• _What is asked_
Copy out each line featuring the string "expression" from the entries beneath.

• _Supplied entries_
══════════
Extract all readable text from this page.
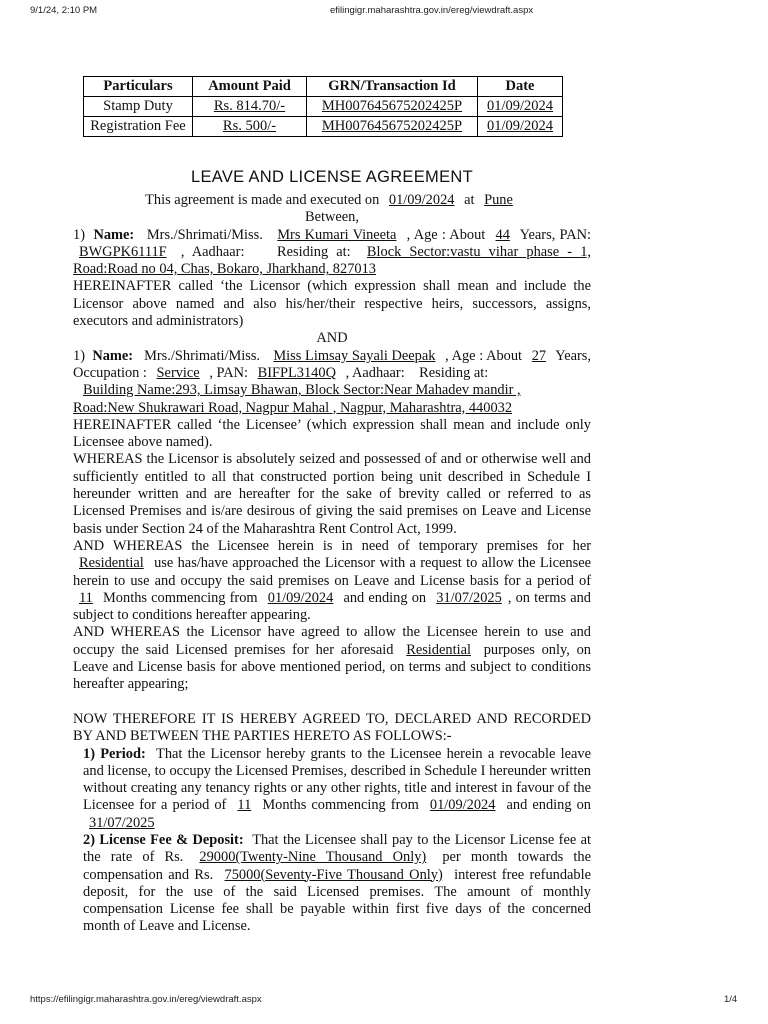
9/1/24, 2:10 PM	efilingigr.maharashtra.gov.in/ereg/viewdraft.aspx
Particulars	Amount Paid	GRN/Transaction Id	Date
Stamp Duty	Rs. 814.70/-	MH007645675202425P	01/09/2024
Registration Fee	Rs. 500/-	MH007645675202425P	01/09/2024
LEAVE AND LICENSE AGREEMENT

This agreement is made and executed on 01/09/2024 at Pune

Between,

1) Name: Mrs./Shrimati/Miss. Mrs Kumari Vineeta , Age : About 44 Years, PAN: BWGPK6111F , Aadhaar: Residing at: Block Sector:vastu vihar phase - 1, Road:Road no 04, Chas, Bokaro, Jharkhand, 827013

HEREINAFTER called ‘the Licensor (which expression shall mean and include the Licensor above named and also his/her/their respective heirs, successors, assigns, executors and administrators)

AND

1) Name: Mrs./Shrimati/Miss. Miss Limsay Sayali Deepak , Age : About 27 Years, Occupation : Service , PAN: BIFPL3140Q , Aadhaar: Residing at:
Building Name:293, Limsay Bhawan, Block Sector:Near Mahadev mandir ,
Road:New Shukrawari Road, Nagpur Mahal , Nagpur, Maharashtra, 440032

HEREINAFTER called ‘the Licensee’ (which expression shall mean and include only Licensee above named).

WHEREAS the Licensor is absolutely seized and possessed of and or otherwise well and sufficiently entitled to all that constructed portion being unit described in Schedule I hereunder written and are hereafter for the sake of brevity called or referred to as Licensed Premises and is/are desirous of giving the said premises on Leave and License basis under Section 24 of the Maharashtra Rent Control Act, 1999.

AND WHEREAS the Licensee herein is in need of temporary premises for her Residential use has/have approached the Licensor with a request to allow the Licensee herein to use and occupy the said premises on Leave and License basis for a period of 11 Months commencing from 01/09/2024 and ending on 31/07/2025 , on terms and subject to conditions hereafter appearing.

AND WHEREAS the Licensor have agreed to allow the Licensee herein to use and occupy the said Licensed premises for her aforesaid Residential purposes only, on Leave and License basis for above mentioned period, on terms and subject to conditions hereafter appearing;

NOW THEREFORE IT IS HEREBY AGREED TO, DECLARED AND RECORDED BY AND BETWEEN THE PARTIES HERETO AS FOLLOWS:-

1) Period: That the Licensor hereby grants to the Licensee herein a revocable leave and license, to occupy the Licensed Premises, described in Schedule I hereunder written without creating any tenancy rights or any other rights, title and interest in favour of the Licensee for a period of 11 Months commencing from 01/09/2024 and ending on 31/07/2025

2) License Fee & Deposit: That the Licensee shall pay to the Licensor License fee at the rate of Rs. 29000(Twenty-Nine Thousand Only) per month towards the compensation and Rs. 75000(Seventy-Five Thousand Only) interest free refundable deposit, for the use of the said Licensed premises. The amount of monthly compensation License fee shall be payable within first five days of the concerned month of Leave and License.

https://efilingigr.maharashtra.gov.in/ereg/viewdraft.aspx	1/4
══════════
• _Correct result_
HEREINAFTER called ‘the Licensor (which expression shall mean and include the Licensor above named and also his/her/their respective heirs, successors, assigns, executors and administrators)
HEREINAFTER called ‘the Licensee’ (which expression shall mean and include only Licensee above named).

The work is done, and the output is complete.